- Work required -
Render the lines below as a Markdown table with the columns "Row" and "Line", giving each row a number and skipping blank lines. Leave the pictures out of the answer.
══════════════════════════════
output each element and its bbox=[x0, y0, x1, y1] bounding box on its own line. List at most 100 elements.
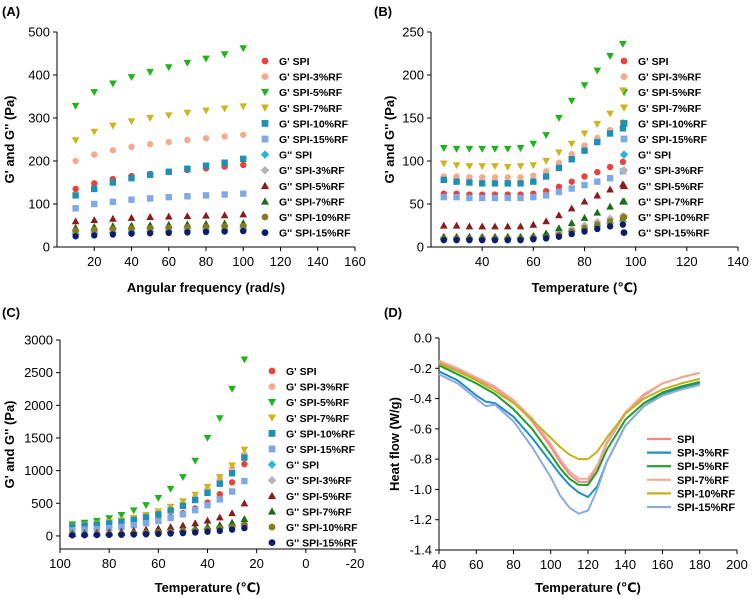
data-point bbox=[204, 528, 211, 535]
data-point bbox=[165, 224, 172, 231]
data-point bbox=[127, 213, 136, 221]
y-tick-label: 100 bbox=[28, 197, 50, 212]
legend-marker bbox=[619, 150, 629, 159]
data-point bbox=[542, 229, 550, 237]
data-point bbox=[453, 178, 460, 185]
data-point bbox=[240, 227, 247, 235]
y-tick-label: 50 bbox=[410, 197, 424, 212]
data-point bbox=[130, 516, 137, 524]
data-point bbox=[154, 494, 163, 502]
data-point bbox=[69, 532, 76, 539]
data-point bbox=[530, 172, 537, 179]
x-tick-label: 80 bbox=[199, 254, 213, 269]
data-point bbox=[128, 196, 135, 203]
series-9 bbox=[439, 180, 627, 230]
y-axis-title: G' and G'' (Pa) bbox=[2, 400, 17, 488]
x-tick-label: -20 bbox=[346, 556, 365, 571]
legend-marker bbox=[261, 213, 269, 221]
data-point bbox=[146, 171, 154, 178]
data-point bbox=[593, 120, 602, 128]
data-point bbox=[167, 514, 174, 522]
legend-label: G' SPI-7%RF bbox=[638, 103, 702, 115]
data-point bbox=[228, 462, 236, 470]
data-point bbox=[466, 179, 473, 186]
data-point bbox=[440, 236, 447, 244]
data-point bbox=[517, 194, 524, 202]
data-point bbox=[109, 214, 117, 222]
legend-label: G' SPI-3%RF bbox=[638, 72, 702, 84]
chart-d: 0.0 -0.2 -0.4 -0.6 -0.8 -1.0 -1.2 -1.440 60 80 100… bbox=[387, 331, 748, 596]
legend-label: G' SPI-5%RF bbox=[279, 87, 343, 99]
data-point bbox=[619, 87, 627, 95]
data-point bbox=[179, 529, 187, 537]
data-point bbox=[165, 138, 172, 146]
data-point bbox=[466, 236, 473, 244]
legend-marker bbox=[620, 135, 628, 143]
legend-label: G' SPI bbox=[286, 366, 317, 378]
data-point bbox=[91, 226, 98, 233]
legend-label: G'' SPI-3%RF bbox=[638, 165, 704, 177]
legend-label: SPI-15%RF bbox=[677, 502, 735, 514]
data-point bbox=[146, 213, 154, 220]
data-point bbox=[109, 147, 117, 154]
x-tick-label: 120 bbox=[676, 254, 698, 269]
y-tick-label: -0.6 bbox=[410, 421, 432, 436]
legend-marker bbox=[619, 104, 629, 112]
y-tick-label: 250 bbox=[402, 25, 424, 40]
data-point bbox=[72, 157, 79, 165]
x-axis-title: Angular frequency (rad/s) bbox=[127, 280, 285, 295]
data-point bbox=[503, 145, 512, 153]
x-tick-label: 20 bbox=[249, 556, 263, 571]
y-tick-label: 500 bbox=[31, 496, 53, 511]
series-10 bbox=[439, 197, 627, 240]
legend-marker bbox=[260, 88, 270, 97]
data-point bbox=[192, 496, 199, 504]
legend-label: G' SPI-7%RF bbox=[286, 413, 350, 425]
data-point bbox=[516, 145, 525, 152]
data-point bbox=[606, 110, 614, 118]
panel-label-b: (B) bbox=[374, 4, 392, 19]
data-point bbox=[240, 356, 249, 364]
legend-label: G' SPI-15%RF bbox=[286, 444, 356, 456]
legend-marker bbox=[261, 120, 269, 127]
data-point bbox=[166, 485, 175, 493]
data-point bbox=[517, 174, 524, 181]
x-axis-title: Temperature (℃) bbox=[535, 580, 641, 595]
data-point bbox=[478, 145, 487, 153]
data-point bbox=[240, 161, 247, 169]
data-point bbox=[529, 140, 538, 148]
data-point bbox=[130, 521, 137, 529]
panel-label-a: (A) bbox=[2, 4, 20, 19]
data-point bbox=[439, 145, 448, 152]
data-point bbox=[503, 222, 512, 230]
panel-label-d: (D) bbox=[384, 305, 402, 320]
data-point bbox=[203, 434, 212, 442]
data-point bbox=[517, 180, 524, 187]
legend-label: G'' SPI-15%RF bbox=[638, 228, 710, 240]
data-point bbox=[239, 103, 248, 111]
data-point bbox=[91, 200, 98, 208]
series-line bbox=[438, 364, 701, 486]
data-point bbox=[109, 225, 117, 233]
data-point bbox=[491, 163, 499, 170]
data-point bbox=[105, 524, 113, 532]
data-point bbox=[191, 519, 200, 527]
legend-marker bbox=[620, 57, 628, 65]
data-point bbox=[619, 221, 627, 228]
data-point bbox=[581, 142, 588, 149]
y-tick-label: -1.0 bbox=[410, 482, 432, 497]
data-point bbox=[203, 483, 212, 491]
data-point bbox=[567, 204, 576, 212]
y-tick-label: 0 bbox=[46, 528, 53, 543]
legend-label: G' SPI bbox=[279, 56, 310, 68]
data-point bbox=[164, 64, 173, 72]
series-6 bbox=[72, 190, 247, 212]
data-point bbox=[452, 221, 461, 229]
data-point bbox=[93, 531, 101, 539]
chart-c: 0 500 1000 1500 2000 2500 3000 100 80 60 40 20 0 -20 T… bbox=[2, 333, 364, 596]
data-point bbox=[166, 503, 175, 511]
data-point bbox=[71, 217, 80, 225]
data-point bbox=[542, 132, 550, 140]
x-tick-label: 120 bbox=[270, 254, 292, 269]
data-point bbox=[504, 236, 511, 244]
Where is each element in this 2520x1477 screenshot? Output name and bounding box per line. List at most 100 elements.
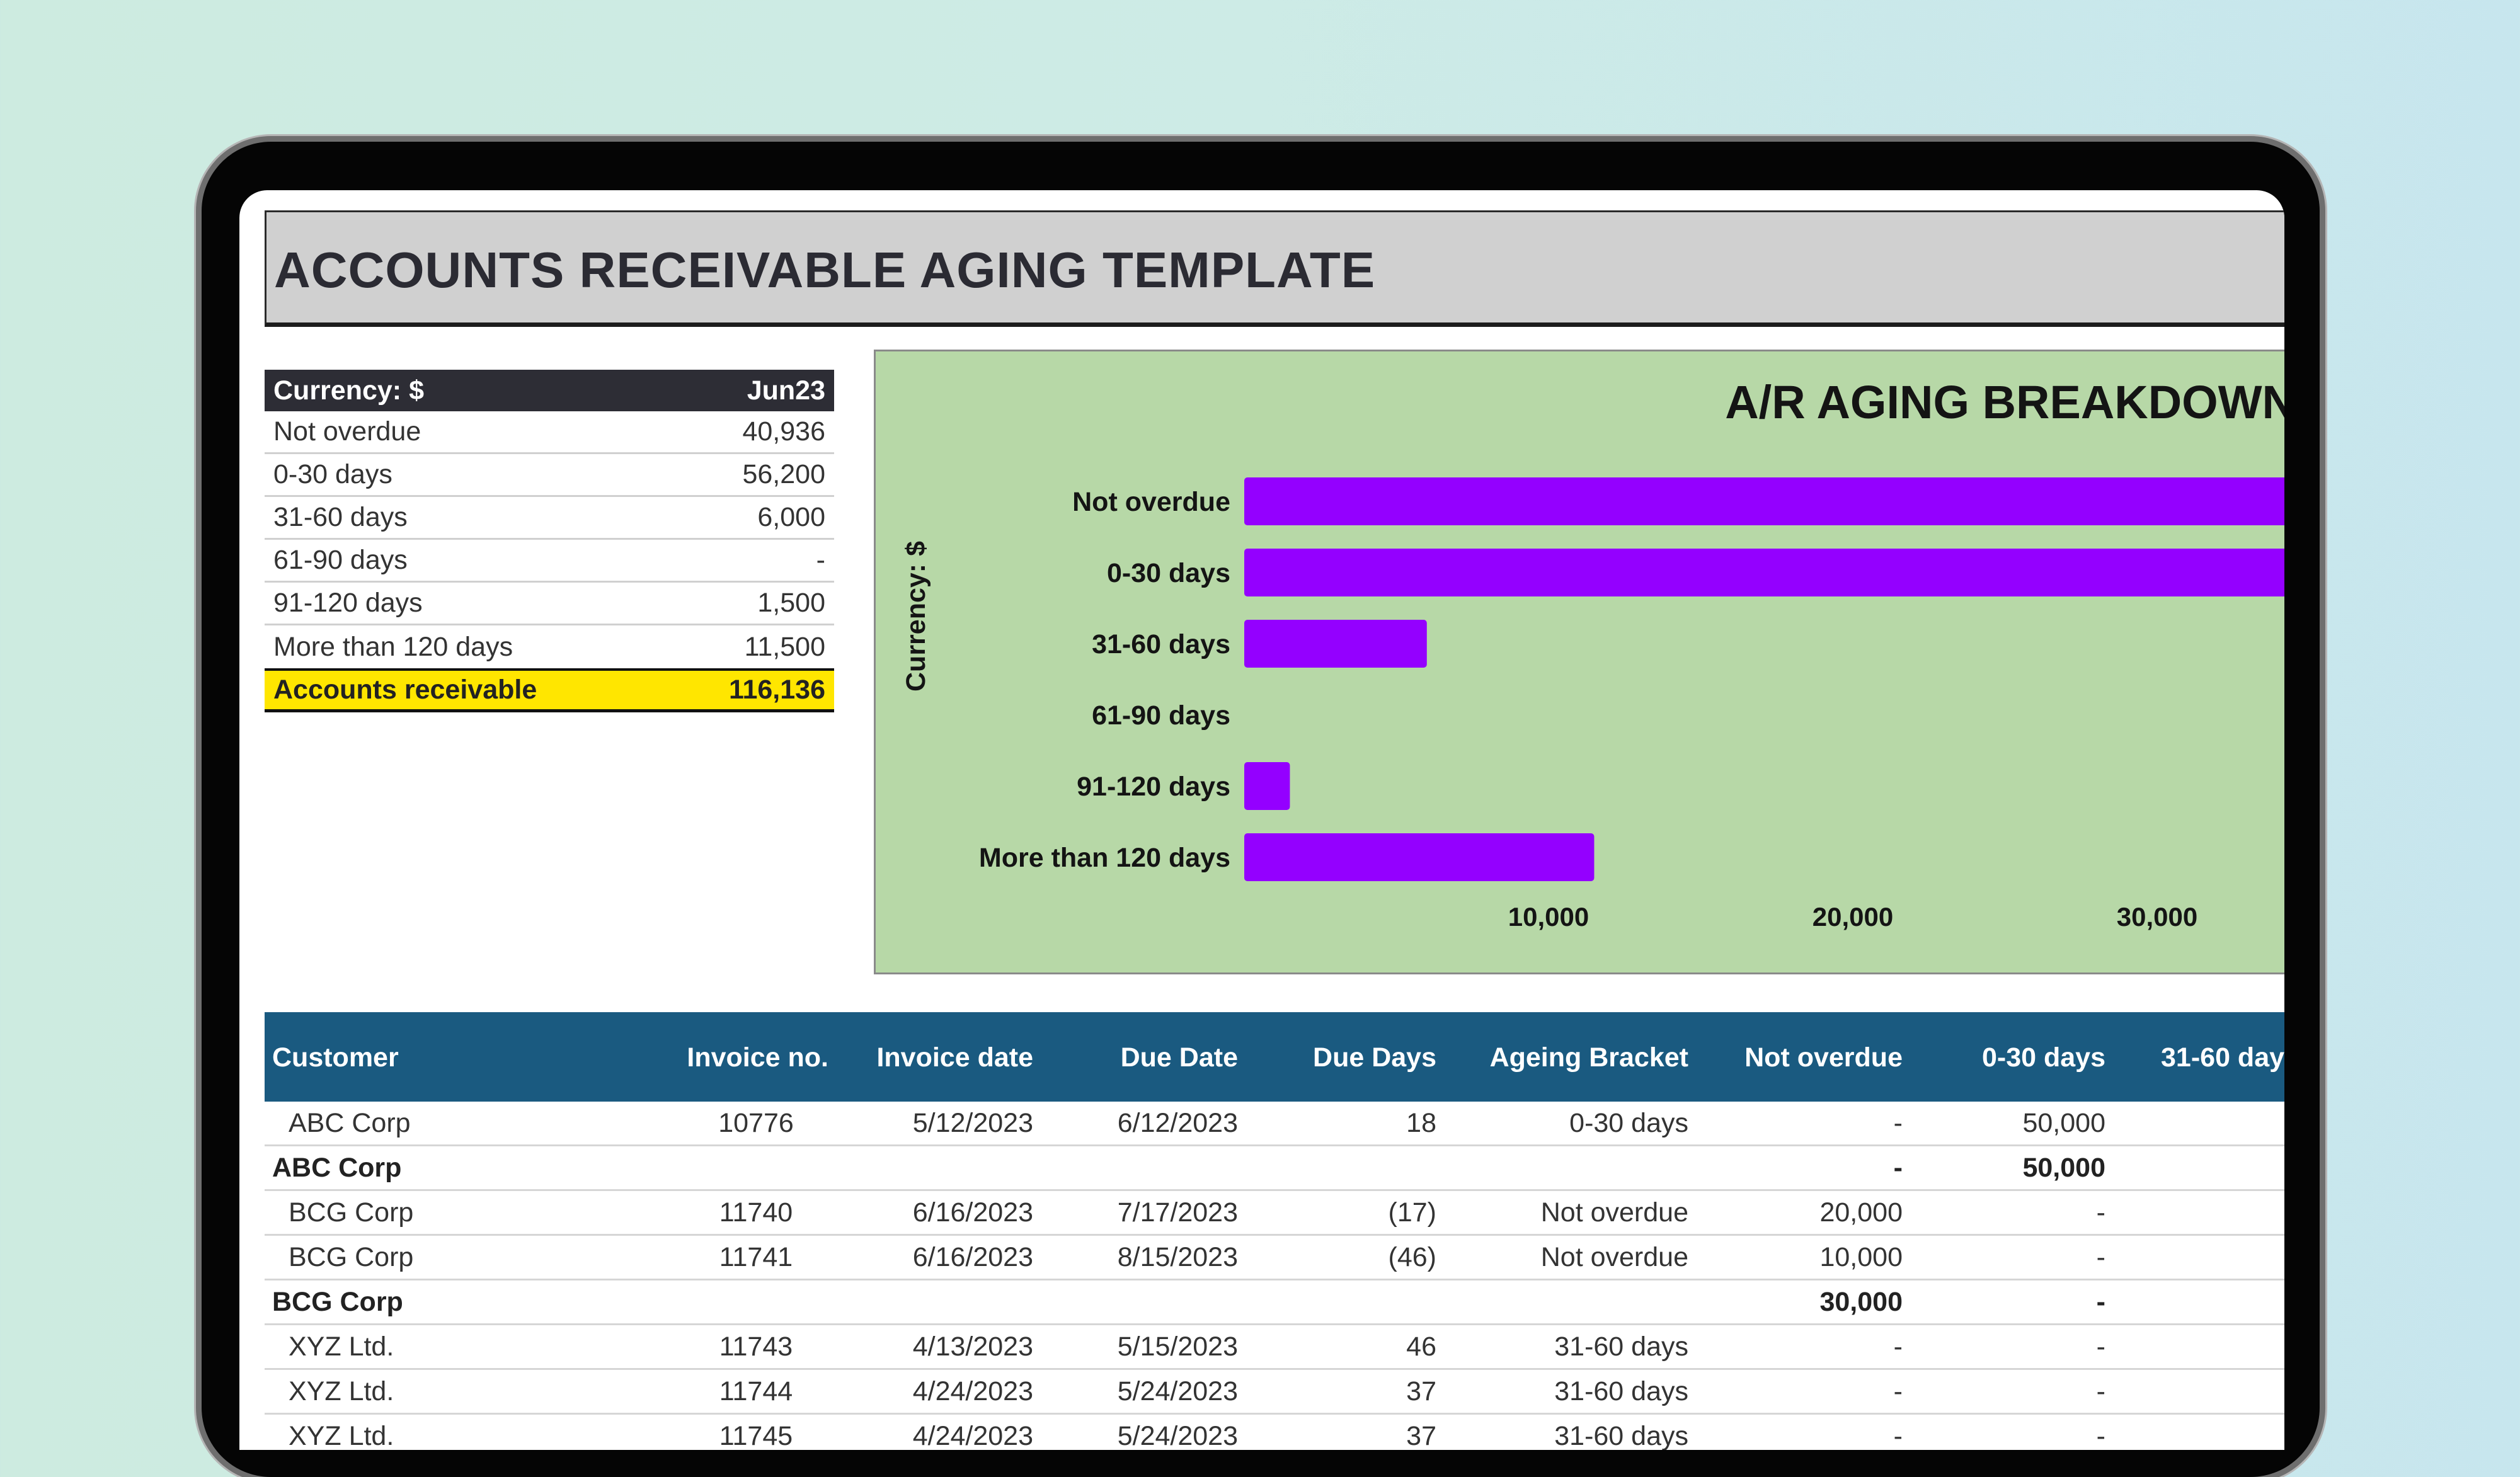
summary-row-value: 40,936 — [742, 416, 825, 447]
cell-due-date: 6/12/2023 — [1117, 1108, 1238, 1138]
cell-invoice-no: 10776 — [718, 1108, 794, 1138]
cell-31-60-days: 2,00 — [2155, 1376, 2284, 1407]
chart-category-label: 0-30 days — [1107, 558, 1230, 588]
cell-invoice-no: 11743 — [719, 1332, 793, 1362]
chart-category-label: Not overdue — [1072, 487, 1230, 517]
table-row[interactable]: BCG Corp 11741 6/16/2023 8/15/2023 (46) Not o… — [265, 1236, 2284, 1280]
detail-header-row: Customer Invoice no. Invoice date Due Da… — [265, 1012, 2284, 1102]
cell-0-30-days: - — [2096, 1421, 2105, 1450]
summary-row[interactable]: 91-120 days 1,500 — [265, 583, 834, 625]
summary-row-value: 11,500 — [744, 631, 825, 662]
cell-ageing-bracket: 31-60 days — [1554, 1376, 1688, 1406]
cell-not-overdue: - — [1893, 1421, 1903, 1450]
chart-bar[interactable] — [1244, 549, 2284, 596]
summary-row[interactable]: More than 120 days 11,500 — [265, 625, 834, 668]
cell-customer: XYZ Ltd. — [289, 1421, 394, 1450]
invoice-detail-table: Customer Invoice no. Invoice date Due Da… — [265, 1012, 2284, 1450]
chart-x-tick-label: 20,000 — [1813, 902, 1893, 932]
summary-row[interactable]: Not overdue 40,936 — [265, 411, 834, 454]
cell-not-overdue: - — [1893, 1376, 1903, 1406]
══════════════════════════════
- Response -
| Row | Line |
|---|---|
| 1 | output each element and its bbox=[x0, y0, x1, y1] bounding box on its own line. List at most 100 elements. |
| 2 | data-point bbox=[204, 528, 211, 535] |
| 3 | data-point bbox=[165, 224, 172, 231] |
| 4 | data-point bbox=[127, 213, 136, 221] |
| 5 | y-tick-label: 100 bbox=[28, 197, 50, 212] |
| 6 | legend-marker bbox=[619, 150, 629, 159] |
| 7 | data-point bbox=[542, 229, 550, 237] |
| 8 | data-point bbox=[453, 178, 460, 185] |
| 9 | data-point bbox=[240, 227, 247, 235] |
| 10 | y-tick-label: 50 bbox=[410, 197, 424, 212] |
| 11 | data-point bbox=[130, 516, 137, 524] |
| 12 | data-point bbox=[154, 494, 163, 502] |
| 13 | data-point bbox=[69, 532, 76, 539] |
| 14 | data-point bbox=[530, 172, 537, 179] |
| 15 | x-tick-label: 80 bbox=[199, 254, 213, 269] |
| 16 | data-point bbox=[128, 196, 135, 203] |
| 17 | series-9 bbox=[439, 180, 627, 230] |
| 18 | y-axis-title: G' and G'' (Pa) bbox=[2, 400, 17, 488] |
| 19 | x-tick-label: -20 bbox=[346, 556, 365, 571] |
| 20 | legend-marker bbox=[261, 213, 269, 221] |
| 21 | data-point bbox=[146, 171, 154, 178] |
| 22 | data-point bbox=[593, 120, 602, 128] |
| 23 | data-point bbox=[167, 514, 174, 522] |
| 24 | legend-label: G' SPI-7%RF bbox=[638, 103, 702, 115] |
| 25 | data-point bbox=[228, 462, 236, 470] |
| 26 | data-point bbox=[466, 179, 473, 186] |
| 27 | data-point bbox=[440, 236, 447, 244] |
| 28 | data-point bbox=[517, 194, 524, 202] |
| 29 | data-point bbox=[109, 214, 117, 222] |
| 30 | legend-label: G' SPI-3%RF bbox=[638, 72, 702, 84] |
| 31 | chart-d: 0.0 -0.2 -0.4 -0.6 -0.8 -1.0 -1.2 -1.440 60 80 100… bbox=[387, 331, 748, 596] |
| 32 | legend-label: G' SPI-5%RF bbox=[279, 87, 343, 99] |
| 33 | data-point bbox=[619, 87, 627, 95] |
| 34 | data-point bbox=[179, 529, 187, 537] |
| 35 | data-point bbox=[165, 138, 172, 146] |
| 36 | data-point bbox=[466, 236, 473, 244] |
| 37 | legend-marker bbox=[620, 135, 628, 143] |
| 38 | legend-label: G' SPI bbox=[286, 366, 317, 378] |
| 39 | data-point bbox=[91, 226, 98, 233] |
| 40 | legend-label: G'' SPI-3%RF bbox=[638, 165, 704, 177] |
| 41 | legend-label: SPI-15%RF bbox=[677, 502, 735, 514] |
| 42 | data-point bbox=[146, 213, 154, 220] |
| 43 | data-point bbox=[109, 147, 117, 154] |
| 44 | x-tick-label: 120 bbox=[676, 254, 698, 269] |
| 45 | y-tick-label: -0.6 bbox=[410, 421, 432, 436] |
| 46 | legend-marker bbox=[619, 104, 629, 112] |
| 47 | y-tick-label: 250 bbox=[402, 25, 424, 40] |
| 48 | data-point bbox=[72, 157, 79, 165] |
| 49 | x-axis-title: Angular frequency (rad/s) bbox=[127, 280, 285, 295] |
| 50 | data-point bbox=[503, 145, 512, 153] |
| 51 | x-tick-label: 20 bbox=[249, 556, 263, 571] |
| 52 | y-tick-label: 500 bbox=[31, 496, 53, 511] |
| 53 | series-10 bbox=[439, 197, 627, 240] |
| 54 | legend-marker bbox=[260, 88, 270, 97] |
| 55 | data-point bbox=[192, 496, 199, 504] |
| 56 | legend-label: G' SPI-7%RF bbox=[286, 413, 350, 425] |
| 57 | data-point bbox=[516, 145, 525, 152] |
| 58 | data-point bbox=[606, 110, 614, 118] |
| 59 | panel-label-b: (B) bbox=[374, 4, 392, 19] |
| 60 | data-point bbox=[240, 356, 249, 364] |
| 61 | legend-label: G' SPI-15%RF bbox=[286, 444, 356, 456] |
| 62 | legend-marker bbox=[261, 120, 269, 127] |
| 63 | data-point bbox=[166, 485, 175, 493] |
| 64 | data-point bbox=[517, 174, 524, 181] |
| 65 | x-axis-title: Temperature (℃) bbox=[535, 580, 641, 595] |
| 66 | data-point bbox=[478, 145, 487, 153] |
| 67 | data-point bbox=[240, 161, 247, 169] |
| 68 | data-point bbox=[529, 140, 538, 148] |
| 69 | data-point bbox=[130, 521, 137, 529] |
| 70 | panel-label-a: (A) bbox=[2, 4, 20, 19] |
| 71 | data-point bbox=[439, 145, 448, 152] |
| 72 | data-point bbox=[503, 222, 512, 230] |
| 73 | panel-label-d: (D) bbox=[384, 305, 402, 320] |
| 74 | data-point bbox=[203, 434, 212, 442] |
| 75 | data-point bbox=[517, 180, 524, 187] |
| 76 | legend-label: G'' SPI-15%RF bbox=[638, 228, 710, 240] |
| 77 | data-point bbox=[239, 103, 248, 111] |
| 78 | data-point bbox=[91, 200, 98, 208] |
| 79 | series-line bbox=[438, 364, 701, 486] |
| 80 | data-point bbox=[109, 225, 117, 233] |
| 81 | data-point bbox=[491, 163, 499, 170] |
| 82 | data-point bbox=[105, 524, 113, 532] |
| 83 | data-point bbox=[191, 519, 200, 527] |
| 84 | legend-marker bbox=[620, 57, 628, 65] |
| 85 | data-point bbox=[619, 221, 627, 228] |
| 86 | data-point bbox=[581, 142, 588, 149] |
| 87 | y-tick-label: -1.0 bbox=[410, 482, 432, 497] |
| 88 | data-point bbox=[203, 483, 212, 491] |
| 89 | data-point bbox=[567, 204, 576, 212] |
| 90 | y-tick-label: 0 bbox=[46, 528, 53, 543] |
| 91 | legend-label: G' SPI bbox=[279, 56, 310, 68] |
| 92 | data-point bbox=[164, 64, 173, 72] |
| 93 | series-6 bbox=[72, 190, 247, 212] |
| 94 | data-point bbox=[452, 221, 461, 229] |
| 95 | data-point bbox=[93, 531, 101, 539] |
| 96 | chart-c: 0 500 1000 1500 2000 2500 3000 100 80 60 40 20 0 -20 T… bbox=[2, 333, 364, 596] |
| 97 | data-point bbox=[166, 503, 175, 511] |
| 98 | data-point bbox=[71, 217, 80, 225] |
| 99 | data-point bbox=[542, 132, 550, 140] |
| 100 | x-tick-label: 120 bbox=[270, 254, 292, 269] |
| 101 | data-point bbox=[504, 236, 511, 244] |
| 102 | Where is each element in this 2520x1477 screenshot? Output name and bounding box per line. List at most 100 elements. |
| 103 | summary-row-value: 40,936 — [742, 416, 825, 447] |
| 104 | cell-due-date: 6/12/2023 — [1117, 1108, 1238, 1138] |
| 105 | cell-invoice-no: 10776 — [718, 1108, 794, 1138] |
| 106 | cell-31-60-days: 2,00 — [2155, 1376, 2284, 1407] |
| 107 | chart-category-label: 0-30 days — [1107, 558, 1230, 588] |
| 108 | cell-invoice-no: 11743 — [719, 1332, 793, 1362] |
| 109 | chart-category-label: Not overdue — [1072, 487, 1230, 517] |
| 110 | table-row[interactable]: BCG Corp 11741 6/16/2023 8/15/2023 (46) Not o… — [265, 1236, 2284, 1280] |
| 111 | detail-header-row: Customer Invoice no. Invoice date Due Da… — [265, 1012, 2284, 1102] |
| 112 | cell-0-30-days: - — [2096, 1421, 2105, 1450] |
| 113 | summary-row[interactable]: 91-120 days 1,500 — [265, 583, 834, 625] |
| 114 | summary-row-value: 11,500 — [744, 631, 825, 662] |
| 115 | cell-ageing-bracket: 31-60 days — [1554, 1376, 1688, 1406] |
| 116 | cell-not-overdue: - — [1893, 1421, 1903, 1450] |
| 117 | chart-bar[interactable] — [1244, 549, 2284, 596] |
| 118 | summary-row[interactable]: More than 120 days 11,500 — [265, 625, 834, 668] |
| 119 | cell-customer: XYZ Ltd. — [289, 1421, 394, 1450] |
| 120 | invoice-detail-table: Customer Invoice no. Invoice date Due Da… — [265, 1012, 2284, 1450] |
| 121 | chart-x-tick-label: 20,000 — [1813, 902, 1893, 932] |
| 122 | summary-row[interactable]: Not overdue 40,936 — [265, 411, 834, 454] |
| 123 | cell-not-overdue: - — [1893, 1376, 1903, 1406] |